____ Material for this task

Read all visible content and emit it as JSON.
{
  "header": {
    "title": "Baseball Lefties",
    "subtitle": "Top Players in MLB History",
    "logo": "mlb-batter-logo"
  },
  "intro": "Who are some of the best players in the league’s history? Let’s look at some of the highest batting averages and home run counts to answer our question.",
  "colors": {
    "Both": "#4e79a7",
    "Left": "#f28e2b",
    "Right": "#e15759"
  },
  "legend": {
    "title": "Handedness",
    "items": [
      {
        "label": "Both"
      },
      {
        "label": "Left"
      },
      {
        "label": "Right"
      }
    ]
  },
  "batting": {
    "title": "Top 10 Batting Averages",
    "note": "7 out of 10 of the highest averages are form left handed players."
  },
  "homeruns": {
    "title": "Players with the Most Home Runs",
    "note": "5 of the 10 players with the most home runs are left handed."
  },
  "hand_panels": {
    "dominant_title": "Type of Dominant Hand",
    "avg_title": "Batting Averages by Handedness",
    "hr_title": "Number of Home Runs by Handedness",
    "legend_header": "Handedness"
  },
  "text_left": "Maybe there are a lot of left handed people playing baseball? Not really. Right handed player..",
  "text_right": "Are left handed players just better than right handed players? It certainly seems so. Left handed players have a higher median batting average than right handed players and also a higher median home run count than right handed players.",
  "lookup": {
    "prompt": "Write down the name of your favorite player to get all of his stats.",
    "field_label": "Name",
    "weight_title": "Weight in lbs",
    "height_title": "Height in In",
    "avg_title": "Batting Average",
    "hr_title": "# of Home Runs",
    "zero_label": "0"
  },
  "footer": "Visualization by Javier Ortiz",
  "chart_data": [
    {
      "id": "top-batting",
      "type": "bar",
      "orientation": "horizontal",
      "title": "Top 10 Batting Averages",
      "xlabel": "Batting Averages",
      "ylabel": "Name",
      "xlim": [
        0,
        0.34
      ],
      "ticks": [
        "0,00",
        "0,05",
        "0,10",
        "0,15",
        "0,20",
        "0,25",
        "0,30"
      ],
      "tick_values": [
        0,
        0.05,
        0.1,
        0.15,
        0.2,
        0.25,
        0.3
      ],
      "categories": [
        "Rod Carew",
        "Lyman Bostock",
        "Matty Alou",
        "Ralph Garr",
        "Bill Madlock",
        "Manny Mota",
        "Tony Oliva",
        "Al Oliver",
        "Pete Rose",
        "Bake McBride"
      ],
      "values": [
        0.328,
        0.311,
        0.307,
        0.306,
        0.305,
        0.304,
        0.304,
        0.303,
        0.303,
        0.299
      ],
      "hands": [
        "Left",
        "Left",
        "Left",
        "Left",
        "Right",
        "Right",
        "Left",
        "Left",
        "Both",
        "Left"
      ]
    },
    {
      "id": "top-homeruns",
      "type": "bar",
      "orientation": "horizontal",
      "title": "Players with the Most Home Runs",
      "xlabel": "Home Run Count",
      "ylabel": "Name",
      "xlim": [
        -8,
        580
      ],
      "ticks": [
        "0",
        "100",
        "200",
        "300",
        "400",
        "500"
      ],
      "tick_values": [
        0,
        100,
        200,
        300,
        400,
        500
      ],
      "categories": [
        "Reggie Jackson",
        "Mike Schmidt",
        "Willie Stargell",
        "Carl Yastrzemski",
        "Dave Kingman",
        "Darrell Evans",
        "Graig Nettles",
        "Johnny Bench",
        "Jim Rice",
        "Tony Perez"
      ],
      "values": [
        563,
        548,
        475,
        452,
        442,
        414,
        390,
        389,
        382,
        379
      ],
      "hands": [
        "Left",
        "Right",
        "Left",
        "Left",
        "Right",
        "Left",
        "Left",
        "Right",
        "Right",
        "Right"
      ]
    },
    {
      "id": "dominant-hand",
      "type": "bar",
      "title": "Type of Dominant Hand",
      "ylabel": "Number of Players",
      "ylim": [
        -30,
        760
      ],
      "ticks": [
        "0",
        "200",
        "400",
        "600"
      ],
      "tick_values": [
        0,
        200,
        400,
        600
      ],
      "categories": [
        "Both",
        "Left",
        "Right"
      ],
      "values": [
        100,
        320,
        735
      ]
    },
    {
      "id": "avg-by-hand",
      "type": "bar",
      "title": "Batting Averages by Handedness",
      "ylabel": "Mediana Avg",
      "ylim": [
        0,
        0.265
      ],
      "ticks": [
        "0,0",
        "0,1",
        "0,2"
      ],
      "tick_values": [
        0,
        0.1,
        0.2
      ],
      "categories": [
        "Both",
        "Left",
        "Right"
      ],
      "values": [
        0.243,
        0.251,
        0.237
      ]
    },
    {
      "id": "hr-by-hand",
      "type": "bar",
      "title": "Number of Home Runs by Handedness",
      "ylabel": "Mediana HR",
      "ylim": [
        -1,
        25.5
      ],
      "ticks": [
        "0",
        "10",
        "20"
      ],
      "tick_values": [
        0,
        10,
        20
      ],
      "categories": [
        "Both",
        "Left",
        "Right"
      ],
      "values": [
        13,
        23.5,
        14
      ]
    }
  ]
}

________
____ Material for this task

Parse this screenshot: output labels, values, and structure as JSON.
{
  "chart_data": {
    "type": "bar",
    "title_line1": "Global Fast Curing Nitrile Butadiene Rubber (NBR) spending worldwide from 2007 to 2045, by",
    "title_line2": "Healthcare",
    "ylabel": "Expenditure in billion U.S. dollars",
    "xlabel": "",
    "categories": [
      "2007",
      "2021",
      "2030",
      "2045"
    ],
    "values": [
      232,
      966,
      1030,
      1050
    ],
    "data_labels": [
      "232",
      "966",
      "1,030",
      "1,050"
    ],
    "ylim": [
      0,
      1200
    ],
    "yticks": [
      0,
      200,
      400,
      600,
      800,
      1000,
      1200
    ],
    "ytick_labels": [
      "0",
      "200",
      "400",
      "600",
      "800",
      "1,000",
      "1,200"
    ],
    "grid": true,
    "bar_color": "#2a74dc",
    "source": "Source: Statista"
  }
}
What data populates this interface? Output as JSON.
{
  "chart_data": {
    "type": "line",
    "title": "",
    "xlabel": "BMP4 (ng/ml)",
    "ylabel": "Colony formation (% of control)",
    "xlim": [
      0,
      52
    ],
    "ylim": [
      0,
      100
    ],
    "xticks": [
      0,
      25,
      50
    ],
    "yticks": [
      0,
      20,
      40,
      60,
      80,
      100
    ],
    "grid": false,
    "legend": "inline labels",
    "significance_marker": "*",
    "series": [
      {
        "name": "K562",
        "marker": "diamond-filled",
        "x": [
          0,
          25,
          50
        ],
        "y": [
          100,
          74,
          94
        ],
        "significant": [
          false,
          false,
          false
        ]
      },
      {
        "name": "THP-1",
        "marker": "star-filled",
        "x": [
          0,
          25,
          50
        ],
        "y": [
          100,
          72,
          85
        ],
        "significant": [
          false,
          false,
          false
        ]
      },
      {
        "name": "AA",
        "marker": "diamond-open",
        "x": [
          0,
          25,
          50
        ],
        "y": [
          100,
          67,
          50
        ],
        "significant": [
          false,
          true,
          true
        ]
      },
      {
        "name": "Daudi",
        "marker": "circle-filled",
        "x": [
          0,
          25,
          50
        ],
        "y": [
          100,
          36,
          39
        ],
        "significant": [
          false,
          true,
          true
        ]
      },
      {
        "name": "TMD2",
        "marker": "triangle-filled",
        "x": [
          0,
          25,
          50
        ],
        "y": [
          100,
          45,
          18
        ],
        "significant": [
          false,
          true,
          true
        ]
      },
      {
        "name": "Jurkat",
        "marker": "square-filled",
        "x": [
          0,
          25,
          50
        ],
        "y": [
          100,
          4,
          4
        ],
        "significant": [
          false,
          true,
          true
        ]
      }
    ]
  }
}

________

Set problem » Go through the records. Copy each line where "ylabel" appears.

Worked answer »
      "ylabel": "Name",
      "ylabel": "Name",
      "ylabel": "Number of Players",
      "ylabel": "Mediana Avg",
      "ylabel": "Mediana HR",
    "ylabel": "Expenditure in billion U.S. dollars",
    "ylabel": "Colony formation (% of control)",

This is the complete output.